__What is required__: Keep only those lines of the records that include the string "gesamten".

[Source records]
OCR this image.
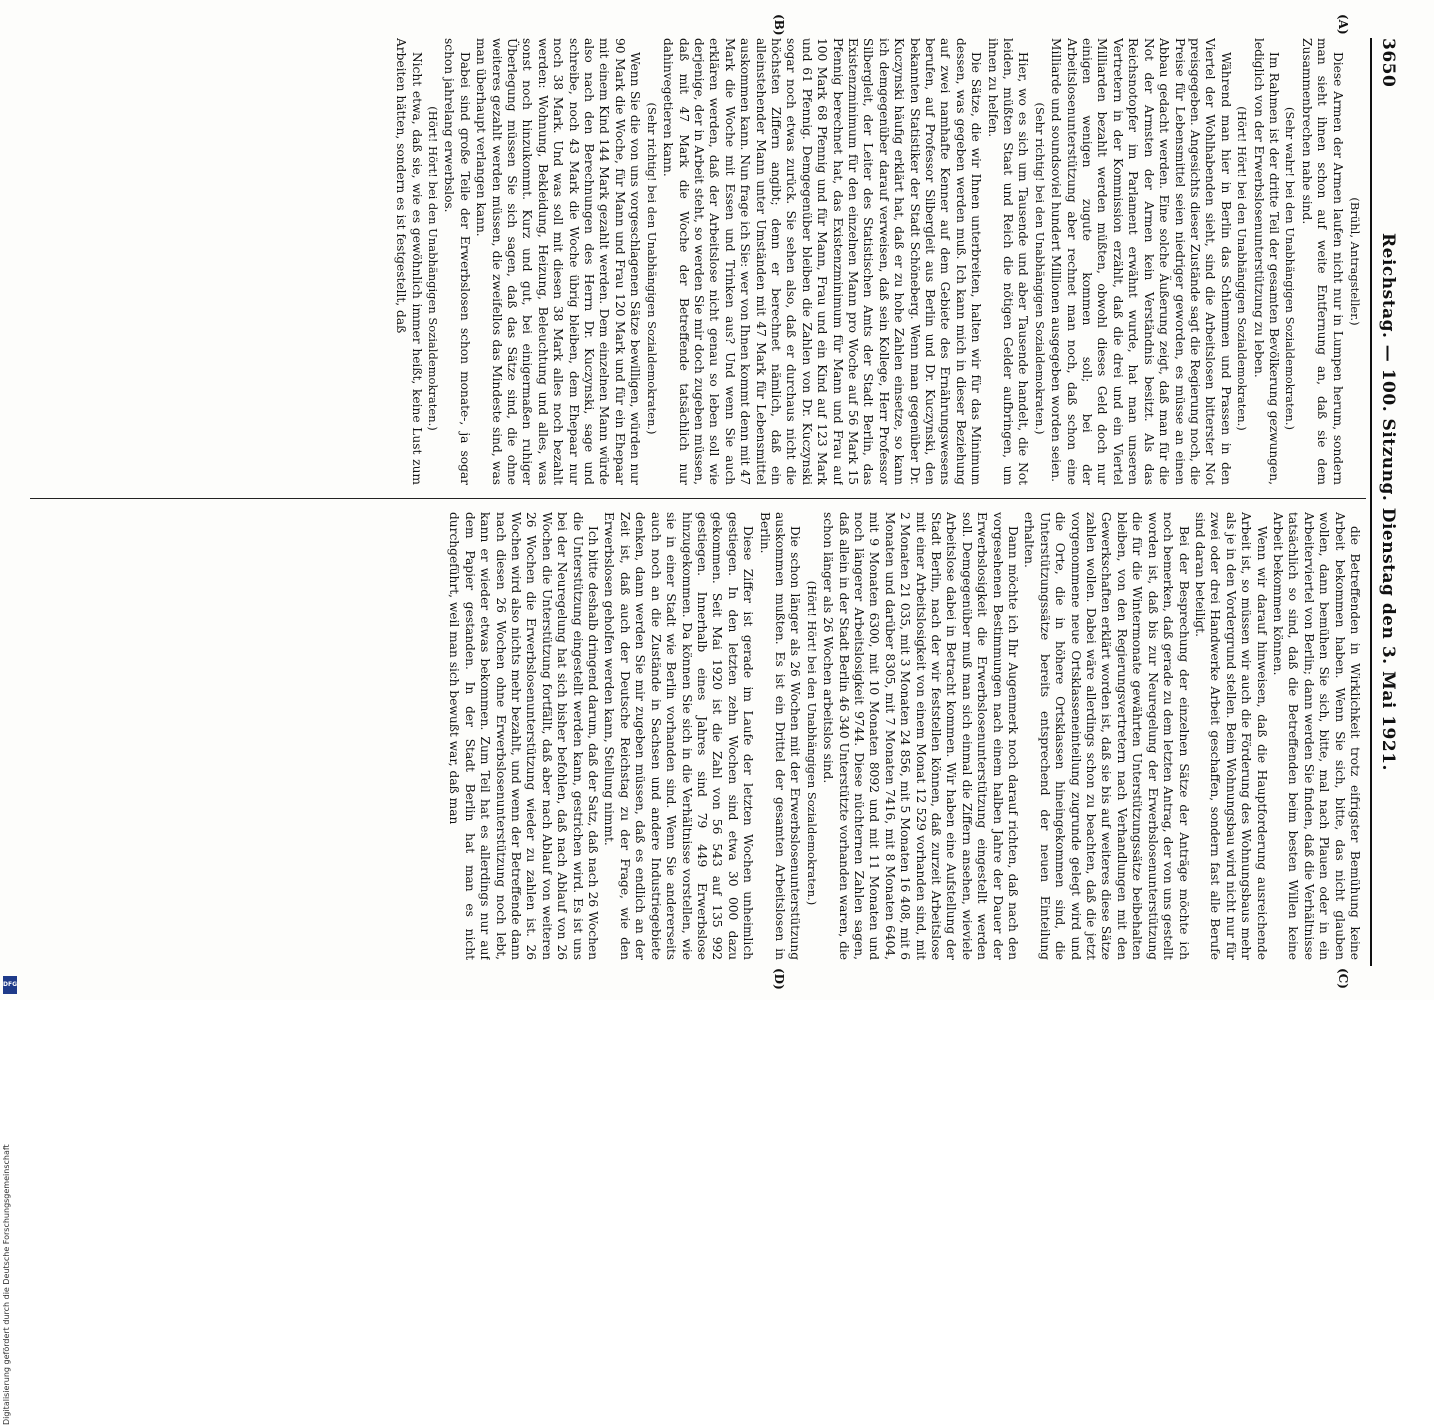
3650
Reichstag. — 100. Sitzung. Dienstag den 3. Mai 1921.
(A)
(B)
(C)
(D)

(Brühl, Antragsteller.)

Diese Armen der Armen laufen nicht nur in Lumpen herum, sondern man sieht ihnen schon auf weite Entfernung an, daß sie dem Zusammenbrechen nahe sind.

(Sehr wahr! bei den Unabhängigen Sozialdemokraten.)

Im Rahmen ist der dritte Teil der gesamten Bevölkerung gezwungen, lediglich von der Erwerbslosenunterstützung zu leben.

(Hört! Hört! bei den Unabhängigen Sozialdemokraten.)

Während man hier in Berlin das Schlemmen und Prassen in den Viertel der Wohlhabenden sieht, sind die Arbeitslosen bitterster Not preisgegeben. Angesichts dieser Zustände sagt die Regierung noch, die Preise für Lebensmittel seien niedriger geworden, es müsse an einen Abbau gedacht werden. Eine solche Äußerung zeigt, daß man für die Not der Armsten der Armen kein Verständnis besitzt. Als das Reichsnotopfer im Parlament erwähnt wurde, hat man unseren Vertretern in der Kommission erzählt, daß die drei und ein Viertel Milliarden bezahlt werden müßten, obwohl dieses Geld doch nur einigen wenigen zugute kommen soll; bei der Arbeitslosenunterstützung aber rechnet man noch, daß schon eine Milliarde und soundsoviel hundert Millionen ausgegeben worden seien.

(Sehr richtig! bei den Unabhängigen Sozialdemokraten.)

Hier, wo es sich um Tausende und aber Tausende handelt, die Not leiden, müßten Staat und Reich die nötigen Gelder aufbringen, um ihnen zu helfen.

Die Sätze, die wir Ihnen unterbreiten, halten wir für das Minimum dessen, was gegeben werden muß. Ich kann mich in dieser Beziehung auf zwei namhafte Kenner auf dem Gebiete des Ernährungswesens berufen, auf Professor Silbergleit aus Berlin und Dr. Kuczynski, den bekannten Statistiker der Stadt Schöneberg. Wenn man gegenüber Dr. Kuczynski häufig erklärt hat, daß er zu hohe Zahlen einsetze, so kann ich demgegenüber darauf verweisen, daß sein Kollege, Herr Professor Silbergleit, der Leiter des Statistischen Amts der Stadt Berlin, das Existenzminimum für den einzelnen Mann pro Woche auf 56 Mark 15 Pfennig berechnet hat, das Existenzminimum für Mann und Frau auf 100 Mark 68 Pfennig und für Mann, Frau und ein Kind auf 123 Mark und 61 Pfennig. Demgegenüber bleiben die Zahlen von Dr. Kuczynski sogar noch etwas zurück. Sie sehen also, daß er durchaus nicht die höchsten Ziffern angibt; denn er berechnet nämlich, daß ein alleinstehender Mann unter Umständen mit 47 Mark für Lebensmittel auskommen kann. Nun frage ich Sie: wer von Ihnen kommt denn mit 47 Mark die Woche mit Essen und Trinken aus? Und wenn Sie auch erklären werden, daß der Arbeitslose nicht genau so leben soll wie derjenige, der in Arbeit steht, so werden Sie mir doch zugeben müssen, daß mit 47 Mark die Woche der Betreffende tatsächlich nur dahinvegetieren kann.

(Sehr richtig! bei den Unabhängigen Sozialdemokraten.)

Wenn Sie die von uns vorgeschlagenen Sätze bewilligen, würden nur 90 Mark die Woche, für Mann und Frau 120 Mark und für ein Ehepaar mit einem Kind 144 Mark gezahlt werden. Dem einzelnen Mann würde also nach den Berechnungen des Herrn Dr. Kuczynski, sage und schreibe, noch 43 Mark die Woche übrig bleiben, dem Ehepaar nur noch 38 Mark. Und was soll mit diesen 38 Mark alles noch bezahlt werden: Wohnung, Bekleidung, Heizung, Beleuchtung und alles, was sonst noch hinzukommt. Kurz und gut, bei einigermaßen ruhiger Überlegung müssen Sie sich sagen, daß das Sätze sind, die ohne weiteres gezahlt werden müssen, die zweifellos das Mindeste sind, was man überhaupt verlangen kann.

Dabei sind große Teile der Erwerbslosen schon monate-, ja sogar schon jahrelang erwerbslos.

(Hört! Hört! bei den Unabhängigen Sozialdemokraten.)

Nicht etwa, daß sie, wie es gewöhnlich immer heißt, keine Lust zum Arbeiten hätten, sondern es ist festgestellt, daß

die Betreffenden in Wirklichkeit trotz eifrigster Bemühung keine Arbeit bekommen haben. Wenn Sie sich, bitte, das nicht glauben wollen, dann bemühen Sie sich, bitte, mal nach Plauen oder in ein Arbeiterviertel von Berlin; dann werden Sie finden, daß die Verhältnisse tatsächlich so sind, daß die Betreffenden beim besten Willen keine Arbeit bekommen können.

Wenn wir darauf hinweisen, daß die Hauptforderung ausreichende Arbeit ist, so müssen wir auch die Förderung des Wohnungsbaus mehr als je in den Vordergrund stellen. Beim Wohnungsbau wird nicht nur für zwei oder drei Handwerke Arbeit geschaffen, sondern fast alle Berufe sind daran beteiligt.

Bei der Besprechung der einzelnen Sätze der Anträge möchte ich noch bemerken, daß gerade zu dem letzten Antrag, der von uns gestellt worden ist, daß bis zur Neuregelung der Erwerbslosenunterstützung die für die Wintermonate gewährten Unterstützungssätze beibehalten bleiben, von den Regierungsvertretern nach Verhandlungen mit den Gewerkschaften erklärt worden ist, daß sie bis auf weiteres diese Sätze zahlen wollen. Dabei wäre allerdings schon zu beachten, daß die jetzt vorgenommene neue Ortsklasseneinteilung zugrunde gelegt wird und die Orte, die in höhere Ortsklassen hineingekommen sind, die Unterstützungssätze bereits entsprechend der neuen Einteilung erhalten.

Dann möchte ich Ihr Augenmerk noch darauf richten, daß nach den vorgesehenen Bestimmungen nach einem halben Jahre der Dauer der Erwerbslosigkeit die Erwerbslosenunterstützung eingestellt werden soll. Demgegenüber muß man sich einmal die Ziffern ansehen, wieviele Arbeitslose dabei in Betracht kommen. Wir haben eine Aufstellung der Stadt Berlin, nach der wir feststellen können, daß zurzeit Arbeitslose mit einer Arbeitslosigkeit von einem Monat 12 529 vorhanden sind, mit 2 Monaten 21 035, mit 3 Monaten 24 856, mit 5 Monaten 16 408, mit 6 Monaten und darüber 8305, mit 7 Monaten 7416, mit 8 Monaten 6404, mit 9 Monaten 6300, mit 10 Monaten 8092 und mit 11 Monaten und noch längerer Arbeitslosigkeit 9744. Diese nüchternen Zahlen sagen, daß allein in der Stadt Berlin 46 340 Unterstützte vorhanden waren, die schon länger als 26 Wochen arbeitslos sind.

(Hört! Hört! bei den Unabhängigen Sozialdemokraten.)

Die schon länger als 26 Wochen mit der Erwerbslosenunterstützung auskommen mußten. Es ist ein Drittel der gesamten Arbeitslosen in Berlin.

Diese Ziffer ist gerade im Laufe der letzten Wochen unheimlich gestiegen. In den letzten zehn Wochen sind etwa 30 000 dazu gekommen. Seit Mai 1920 ist die Zahl von 56 543 auf 135 992 gestiegen. Innerhalb eines Jahres sind 79 449 Erwerbslose hinzugekommen. Da können Sie sich in die Verhältnisse vorstellen, wie sie in einer Stadt wie Berlin vorhanden sind. Wenn Sie andererseits auch noch an die Zustände in Sachsen und andere Industriegebiete denken, dann werden Sie mir zugeben müssen, daß es endlich an der Zeit ist, daß auch der Deutsche Reichstag zu der Frage, wie den Erwerbslosen geholfen werden kann, Stellung nimmt.

Ich bitte deshalb dringend darum, daß der Satz, daß nach 26 Wochen die Unterstützung eingestellt werden kann, gestrichen wird. Es ist uns bei der Neuregelung hat sich bisher befohlen, daß nach Ablauf von 26 Wochen die Unterstützung fortfällt, daß aber nach Ablauf von weiteren 26 Wochen die Erwerbslosenunterstützung wieder zu zahlen ist. 26 Wochen wird also nichts mehr bezahlt, und wenn der Betreffende dann nach diesen 26 Wochen ohne Erwerbslosenunterstützung noch lebt, kann er wieder etwas bekommen. Zum Teil hat es allerdings nur auf dem Papier gestanden. In der Stadt Berlin hat man es nicht durchgeführt, weil man sich bewußt war, daß man

Digitalisierung gefördert durch die Deutsche Forschungsgemeinschaft
DFG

__Reply to the exercise__:
Im Rahmen ist der dritte Teil der gesamten Bevölkerung gezwungen, lediglich von der Erwerbslosenunterstützung zu leben.
Die schon länger als 26 Wochen mit der Erwerbslosenunterstützung auskommen mußten. Es ist ein Drittel der gesamten Arbeitslosen in Berlin.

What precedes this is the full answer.